Image layout annotations

(begin)

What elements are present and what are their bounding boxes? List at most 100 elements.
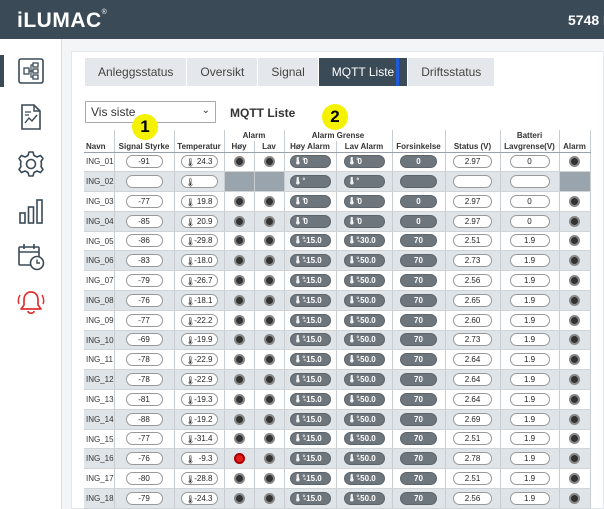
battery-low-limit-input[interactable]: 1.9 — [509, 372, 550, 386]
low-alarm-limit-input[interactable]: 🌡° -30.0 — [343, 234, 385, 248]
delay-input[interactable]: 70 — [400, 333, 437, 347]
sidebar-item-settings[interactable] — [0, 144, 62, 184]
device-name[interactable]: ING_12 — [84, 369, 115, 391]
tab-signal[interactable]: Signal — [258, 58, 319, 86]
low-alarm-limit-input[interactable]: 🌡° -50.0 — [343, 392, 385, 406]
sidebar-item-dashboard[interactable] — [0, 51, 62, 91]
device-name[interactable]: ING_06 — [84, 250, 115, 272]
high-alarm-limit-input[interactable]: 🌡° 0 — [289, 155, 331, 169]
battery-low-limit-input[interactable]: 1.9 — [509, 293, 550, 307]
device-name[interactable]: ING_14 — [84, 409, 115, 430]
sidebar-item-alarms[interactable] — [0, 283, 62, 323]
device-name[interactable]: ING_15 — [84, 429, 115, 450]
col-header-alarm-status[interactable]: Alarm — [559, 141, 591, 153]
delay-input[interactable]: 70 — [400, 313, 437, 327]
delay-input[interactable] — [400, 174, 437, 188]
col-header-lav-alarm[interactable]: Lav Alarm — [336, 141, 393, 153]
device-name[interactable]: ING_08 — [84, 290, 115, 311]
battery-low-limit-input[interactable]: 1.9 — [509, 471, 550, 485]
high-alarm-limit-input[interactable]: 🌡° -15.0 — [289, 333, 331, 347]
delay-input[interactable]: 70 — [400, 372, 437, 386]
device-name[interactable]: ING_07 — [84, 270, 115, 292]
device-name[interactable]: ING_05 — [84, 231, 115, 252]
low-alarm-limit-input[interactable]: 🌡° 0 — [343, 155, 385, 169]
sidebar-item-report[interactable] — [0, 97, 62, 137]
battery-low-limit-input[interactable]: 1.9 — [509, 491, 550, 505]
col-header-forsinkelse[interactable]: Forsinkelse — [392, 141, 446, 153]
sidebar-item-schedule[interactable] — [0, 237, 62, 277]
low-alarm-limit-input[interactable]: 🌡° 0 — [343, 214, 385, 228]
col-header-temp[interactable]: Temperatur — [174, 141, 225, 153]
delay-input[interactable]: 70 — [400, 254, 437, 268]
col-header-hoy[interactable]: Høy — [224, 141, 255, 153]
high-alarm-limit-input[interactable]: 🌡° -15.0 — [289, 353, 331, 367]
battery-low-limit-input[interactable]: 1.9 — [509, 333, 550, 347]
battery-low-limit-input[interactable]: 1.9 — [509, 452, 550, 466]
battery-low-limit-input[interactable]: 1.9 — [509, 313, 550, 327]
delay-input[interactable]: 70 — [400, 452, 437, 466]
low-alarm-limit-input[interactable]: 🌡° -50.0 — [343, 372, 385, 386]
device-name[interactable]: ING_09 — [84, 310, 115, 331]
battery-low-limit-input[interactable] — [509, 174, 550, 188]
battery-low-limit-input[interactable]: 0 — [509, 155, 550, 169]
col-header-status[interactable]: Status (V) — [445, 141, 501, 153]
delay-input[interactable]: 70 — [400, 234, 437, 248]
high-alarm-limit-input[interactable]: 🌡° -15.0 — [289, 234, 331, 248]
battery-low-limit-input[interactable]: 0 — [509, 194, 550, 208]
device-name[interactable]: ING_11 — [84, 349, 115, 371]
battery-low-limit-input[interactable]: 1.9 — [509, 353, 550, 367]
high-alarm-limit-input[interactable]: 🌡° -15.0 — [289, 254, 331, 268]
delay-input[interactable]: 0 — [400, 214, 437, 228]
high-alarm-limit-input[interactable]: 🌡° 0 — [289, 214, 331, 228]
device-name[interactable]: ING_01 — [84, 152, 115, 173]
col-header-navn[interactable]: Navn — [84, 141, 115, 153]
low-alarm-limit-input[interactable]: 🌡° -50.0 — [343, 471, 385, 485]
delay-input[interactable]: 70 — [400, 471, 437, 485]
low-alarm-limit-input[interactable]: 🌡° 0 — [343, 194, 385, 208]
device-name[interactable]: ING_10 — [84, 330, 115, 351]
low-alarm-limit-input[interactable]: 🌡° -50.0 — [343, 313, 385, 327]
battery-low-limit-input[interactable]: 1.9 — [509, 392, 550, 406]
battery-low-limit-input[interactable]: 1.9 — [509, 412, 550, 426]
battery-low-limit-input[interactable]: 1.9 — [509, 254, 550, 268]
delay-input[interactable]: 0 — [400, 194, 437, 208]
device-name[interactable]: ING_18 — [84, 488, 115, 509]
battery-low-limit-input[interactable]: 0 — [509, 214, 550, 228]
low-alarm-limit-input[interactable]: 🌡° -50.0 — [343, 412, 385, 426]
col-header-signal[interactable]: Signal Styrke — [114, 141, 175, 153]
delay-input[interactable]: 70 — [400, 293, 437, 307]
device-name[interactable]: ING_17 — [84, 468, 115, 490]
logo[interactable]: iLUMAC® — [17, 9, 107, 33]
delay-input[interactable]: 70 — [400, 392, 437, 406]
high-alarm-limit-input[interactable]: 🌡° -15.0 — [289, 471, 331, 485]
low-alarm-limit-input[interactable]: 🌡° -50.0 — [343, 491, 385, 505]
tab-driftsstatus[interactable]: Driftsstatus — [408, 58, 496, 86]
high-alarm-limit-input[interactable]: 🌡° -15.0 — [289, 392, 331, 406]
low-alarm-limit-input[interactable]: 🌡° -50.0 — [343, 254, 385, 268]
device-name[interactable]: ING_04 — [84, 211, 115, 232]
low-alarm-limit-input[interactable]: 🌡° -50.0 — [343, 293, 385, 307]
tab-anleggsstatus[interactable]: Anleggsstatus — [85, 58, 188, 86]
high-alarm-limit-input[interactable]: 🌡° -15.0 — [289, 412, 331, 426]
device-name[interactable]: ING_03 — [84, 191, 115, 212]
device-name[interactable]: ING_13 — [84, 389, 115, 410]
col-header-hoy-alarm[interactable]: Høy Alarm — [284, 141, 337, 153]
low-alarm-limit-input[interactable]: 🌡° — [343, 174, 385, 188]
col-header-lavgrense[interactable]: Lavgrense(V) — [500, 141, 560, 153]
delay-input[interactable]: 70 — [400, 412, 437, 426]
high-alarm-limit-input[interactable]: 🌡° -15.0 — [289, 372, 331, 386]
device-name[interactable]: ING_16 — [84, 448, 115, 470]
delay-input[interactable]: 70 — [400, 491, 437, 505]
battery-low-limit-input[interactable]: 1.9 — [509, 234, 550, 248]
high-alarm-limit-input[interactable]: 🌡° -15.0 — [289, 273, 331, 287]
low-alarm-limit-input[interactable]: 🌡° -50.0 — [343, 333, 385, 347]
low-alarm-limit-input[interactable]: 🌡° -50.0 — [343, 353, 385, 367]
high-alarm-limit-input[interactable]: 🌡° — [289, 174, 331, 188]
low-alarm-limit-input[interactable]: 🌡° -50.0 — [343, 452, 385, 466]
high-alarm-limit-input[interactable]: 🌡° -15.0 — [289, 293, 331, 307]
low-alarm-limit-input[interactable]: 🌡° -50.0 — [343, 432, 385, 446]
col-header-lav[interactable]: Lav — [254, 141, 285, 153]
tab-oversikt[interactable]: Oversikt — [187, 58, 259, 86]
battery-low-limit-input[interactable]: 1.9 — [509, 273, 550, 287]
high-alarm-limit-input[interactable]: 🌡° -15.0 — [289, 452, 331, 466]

(end)

Direction: Copy every line of the items above word for word, leaving out the pictures.

Solution to this exercise:
What elements are present and what are their bounding boxes? List at most 100 elements.
battery-low-limit-input[interactable]: 1.9 — [509, 372, 550, 386]
low-alarm-limit-input[interactable]: 🌡° -30.0 — [343, 234, 385, 248]
delay-input[interactable]: 70 — [400, 333, 437, 347]
sidebar-item-settings[interactable] — [0, 144, 62, 184]
device-name[interactable]: ING_12 — [84, 369, 115, 391]
tab-signal[interactable]: Signal — [258, 58, 319, 86]
low-alarm-limit-input[interactable]: 🌡° -50.0 — [343, 392, 385, 406]
sidebar-item-dashboard[interactable] — [0, 51, 62, 91]
device-name[interactable]: ING_06 — [84, 250, 115, 272]
high-alarm-limit-input[interactable]: 🌡° 0 — [289, 155, 331, 169]
battery-low-limit-input[interactable]: 1.9 — [509, 293, 550, 307]
device-name[interactable]: ING_14 — [84, 409, 115, 430]
sidebar-item-alarms[interactable] — [0, 283, 62, 323]
device-name[interactable]: ING_15 — [84, 429, 115, 450]
col-header-alarm-status[interactable]: Alarm — [559, 141, 591, 153]
delay-input[interactable]: 70 — [400, 313, 437, 327]
delay-input[interactable] — [400, 174, 437, 188]
col-header-lav-alarm[interactable]: Lav Alarm — [336, 141, 393, 153]
device-name[interactable]: ING_08 — [84, 290, 115, 311]
battery-low-limit-input[interactable]: 1.9 — [509, 471, 550, 485]
high-alarm-limit-input[interactable]: 🌡° -15.0 — [289, 333, 331, 347]
delay-input[interactable]: 70 — [400, 372, 437, 386]
device-name[interactable]: ING_07 — [84, 270, 115, 292]
device-name[interactable]: ING_05 — [84, 231, 115, 252]
low-alarm-limit-input[interactable]: 🌡° 0 — [343, 155, 385, 169]
sidebar-item-report[interactable] — [0, 97, 62, 137]
battery-low-limit-input[interactable]: 1.9 — [509, 491, 550, 505]
col-header-forsinkelse[interactable]: Forsinkelse — [392, 141, 446, 153]
sidebar-item-schedule[interactable] — [0, 237, 62, 277]
low-alarm-limit-input[interactable]: 🌡° 0 — [343, 214, 385, 228]
col-header-temp[interactable]: Temperatur — [174, 141, 225, 153]
delay-input[interactable]: 70 — [400, 254, 437, 268]
col-header-hoy[interactable]: Høy — [224, 141, 255, 153]
high-alarm-limit-input[interactable]: 🌡° -15.0 — [289, 353, 331, 367]
battery-low-limit-input[interactable]: 1.9 — [509, 333, 550, 347]
battery-low-limit-input[interactable]: 1.9 — [509, 452, 550, 466]
battery-low-limit-input[interactable]: 1.9 — [509, 313, 550, 327]
delay-input[interactable]: 70 — [400, 452, 437, 466]
low-alarm-limit-input[interactable]: 🌡° -50.0 — [343, 372, 385, 386]
device-name[interactable]: ING_09 — [84, 310, 115, 331]
battery-low-limit-input[interactable] — [509, 174, 550, 188]
battery-low-limit-input[interactable]: 0 — [509, 155, 550, 169]
col-header-status[interactable]: Status (V) — [445, 141, 501, 153]
delay-input[interactable]: 70 — [400, 234, 437, 248]
high-alarm-limit-input[interactable]: 🌡° -15.0 — [289, 234, 331, 248]
battery-low-limit-input[interactable]: 0 — [509, 194, 550, 208]
device-name[interactable]: ING_11 — [84, 349, 115, 371]
battery-low-limit-input[interactable]: 1.9 — [509, 353, 550, 367]
high-alarm-limit-input[interactable]: 🌡° -15.0 — [289, 254, 331, 268]
delay-input[interactable]: 0 — [400, 214, 437, 228]
high-alarm-limit-input[interactable]: 🌡° 0 — [289, 214, 331, 228]
device-name[interactable]: ING_01 — [84, 152, 115, 173]
col-header-navn[interactable]: Navn — [84, 141, 115, 153]
low-alarm-limit-input[interactable]: 🌡° -50.0 — [343, 471, 385, 485]
delay-input[interactable]: 70 — [400, 471, 437, 485]
low-alarm-limit-input[interactable]: 🌡° 0 — [343, 194, 385, 208]
device-name[interactable]: ING_10 — [84, 330, 115, 351]
low-alarm-limit-input[interactable]: 🌡° -50.0 — [343, 313, 385, 327]
battery-low-limit-input[interactable]: 1.9 — [509, 392, 550, 406]
battery-low-limit-input[interactable]: 1.9 — [509, 412, 550, 426]
battery-low-limit-input[interactable]: 1.9 — [509, 254, 550, 268]
delay-input[interactable]: 0 — [400, 194, 437, 208]
device-name[interactable]: ING_18 — [84, 488, 115, 509]
battery-low-limit-input[interactable]: 0 — [509, 214, 550, 228]
low-alarm-limit-input[interactable]: 🌡° -50.0 — [343, 412, 385, 426]
col-header-signal[interactable]: Signal Styrke — [114, 141, 175, 153]
delay-input[interactable]: 70 — [400, 293, 437, 307]
device-name[interactable]: ING_17 — [84, 468, 115, 490]
logo[interactable]: iLUMAC® — [17, 9, 107, 33]
delay-input[interactable]: 70 — [400, 392, 437, 406]
high-alarm-limit-input[interactable]: 🌡° -15.0 — [289, 471, 331, 485]
low-alarm-limit-input[interactable]: 🌡° -50.0 — [343, 491, 385, 505]
tab-driftsstatus[interactable]: Driftsstatus — [408, 58, 496, 86]
high-alarm-limit-input[interactable]: 🌡° -15.0 — [289, 392, 331, 406]
low-alarm-limit-input[interactable]: 🌡° -50.0 — [343, 254, 385, 268]
device-name[interactable]: ING_04 — [84, 211, 115, 232]
low-alarm-limit-input[interactable]: 🌡° -50.0 — [343, 293, 385, 307]
tab-anleggsstatus[interactable]: Anleggsstatus — [85, 58, 188, 86]
high-alarm-limit-input[interactable]: 🌡° -15.0 — [289, 412, 331, 426]
device-name[interactable]: ING_03 — [84, 191, 115, 212]
device-name[interactable]: ING_13 — [84, 389, 115, 410]
col-header-hoy-alarm[interactable]: Høy Alarm — [284, 141, 337, 153]
low-alarm-limit-input[interactable]: 🌡° — [343, 174, 385, 188]
col-header-lavgrense[interactable]: Lavgrense(V) — [500, 141, 560, 153]
delay-input[interactable]: 70 — [400, 412, 437, 426]
high-alarm-limit-input[interactable]: 🌡° -15.0 — [289, 372, 331, 386]
device-name[interactable]: ING_16 — [84, 448, 115, 470]
delay-input[interactable]: 70 — [400, 491, 437, 505]
battery-low-limit-input[interactable]: 1.9 — [509, 234, 550, 248]
high-alarm-limit-input[interactable]: 🌡° -15.0 — [289, 273, 331, 287]
low-alarm-limit-input[interactable]: 🌡° -50.0 — [343, 333, 385, 347]
low-alarm-limit-input[interactable]: 🌡° -50.0 — [343, 353, 385, 367]
high-alarm-limit-input[interactable]: 🌡° — [289, 174, 331, 188]
low-alarm-limit-input[interactable]: 🌡° -50.0 — [343, 452, 385, 466]
high-alarm-limit-input[interactable]: 🌡° -15.0 — [289, 293, 331, 307]
low-alarm-limit-input[interactable]: 🌡° -50.0 — [343, 432, 385, 446]
col-header-lav[interactable]: Lav — [254, 141, 285, 153]
tab-oversikt[interactable]: Oversikt — [187, 58, 259, 86]
battery-low-limit-input[interactable]: 1.9 — [509, 273, 550, 287]
high-alarm-limit-input[interactable]: 🌡° -15.0 — [289, 452, 331, 466]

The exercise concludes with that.